*Dataset rows*:
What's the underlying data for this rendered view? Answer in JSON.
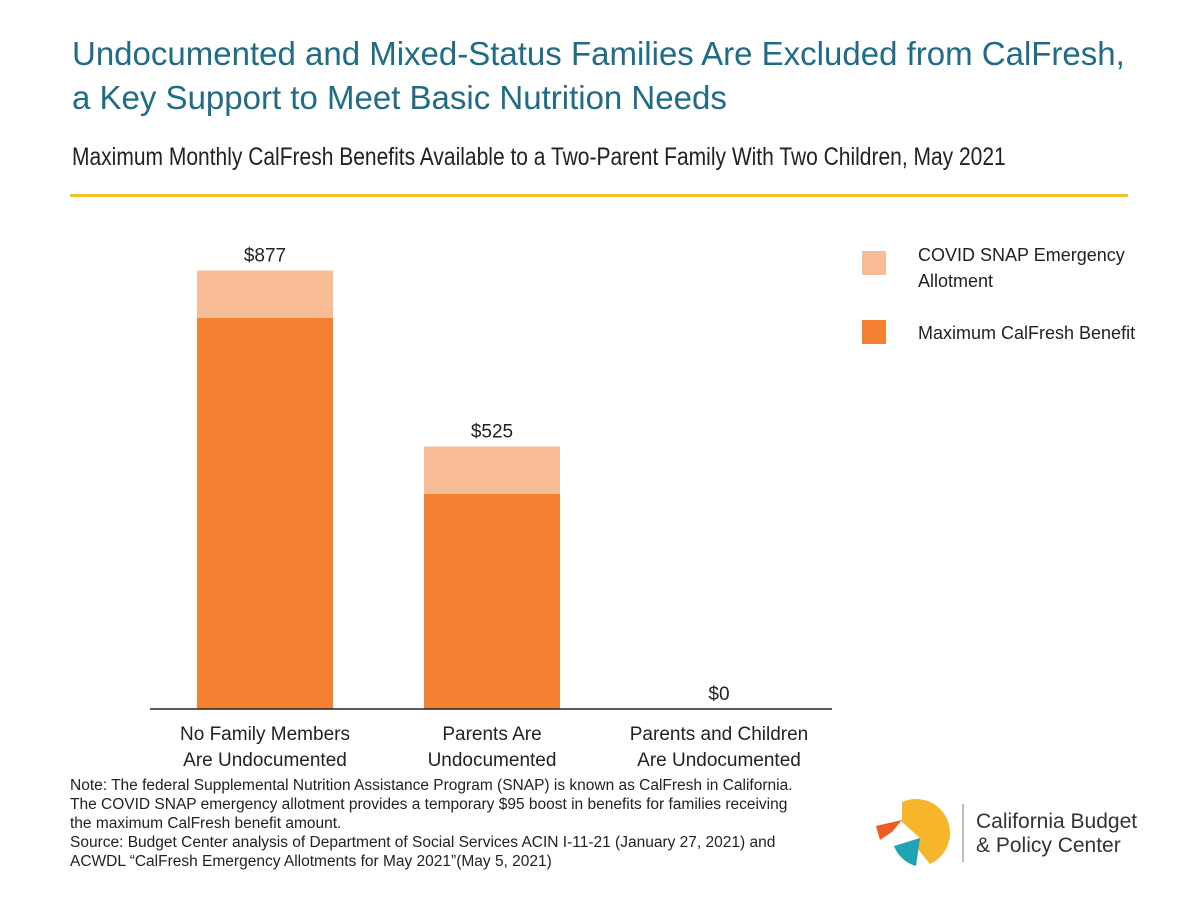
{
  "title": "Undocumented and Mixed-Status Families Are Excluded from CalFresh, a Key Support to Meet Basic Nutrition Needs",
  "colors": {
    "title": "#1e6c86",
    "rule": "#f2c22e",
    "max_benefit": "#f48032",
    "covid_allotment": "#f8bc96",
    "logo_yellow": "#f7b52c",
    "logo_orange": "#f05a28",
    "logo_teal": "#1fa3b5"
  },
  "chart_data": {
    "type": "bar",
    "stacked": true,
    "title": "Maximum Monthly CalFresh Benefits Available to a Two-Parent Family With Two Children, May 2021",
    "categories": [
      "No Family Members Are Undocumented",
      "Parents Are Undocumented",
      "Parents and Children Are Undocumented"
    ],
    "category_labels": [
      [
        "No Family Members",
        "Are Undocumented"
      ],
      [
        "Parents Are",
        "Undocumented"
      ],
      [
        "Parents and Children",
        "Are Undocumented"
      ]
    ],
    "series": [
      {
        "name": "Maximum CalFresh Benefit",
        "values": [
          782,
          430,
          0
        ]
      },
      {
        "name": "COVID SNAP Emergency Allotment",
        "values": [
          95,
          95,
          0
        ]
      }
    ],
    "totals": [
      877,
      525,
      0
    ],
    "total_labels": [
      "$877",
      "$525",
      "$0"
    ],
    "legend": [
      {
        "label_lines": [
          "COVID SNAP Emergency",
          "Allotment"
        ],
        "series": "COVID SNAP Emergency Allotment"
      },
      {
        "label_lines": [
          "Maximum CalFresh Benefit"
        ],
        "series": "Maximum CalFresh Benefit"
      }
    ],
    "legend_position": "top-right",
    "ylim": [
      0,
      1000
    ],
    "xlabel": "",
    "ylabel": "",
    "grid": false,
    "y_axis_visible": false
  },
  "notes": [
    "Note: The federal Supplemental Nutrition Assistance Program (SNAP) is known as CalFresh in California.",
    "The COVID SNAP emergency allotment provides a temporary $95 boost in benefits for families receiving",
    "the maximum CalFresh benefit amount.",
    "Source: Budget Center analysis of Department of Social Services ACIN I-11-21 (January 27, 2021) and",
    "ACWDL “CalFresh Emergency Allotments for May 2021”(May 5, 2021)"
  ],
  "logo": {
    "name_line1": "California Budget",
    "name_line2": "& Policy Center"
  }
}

*TASK REQUIREMENTS*: Go through the records above and copy every line with the word "Children".

*REPLY TO THE EXERCISE*:
    "title": "Maximum Monthly CalFresh Benefits Available to a Two-Parent Family With Two Children, May 2021",
      "Parents and Children Are Undocumented"
        "Parents and Children",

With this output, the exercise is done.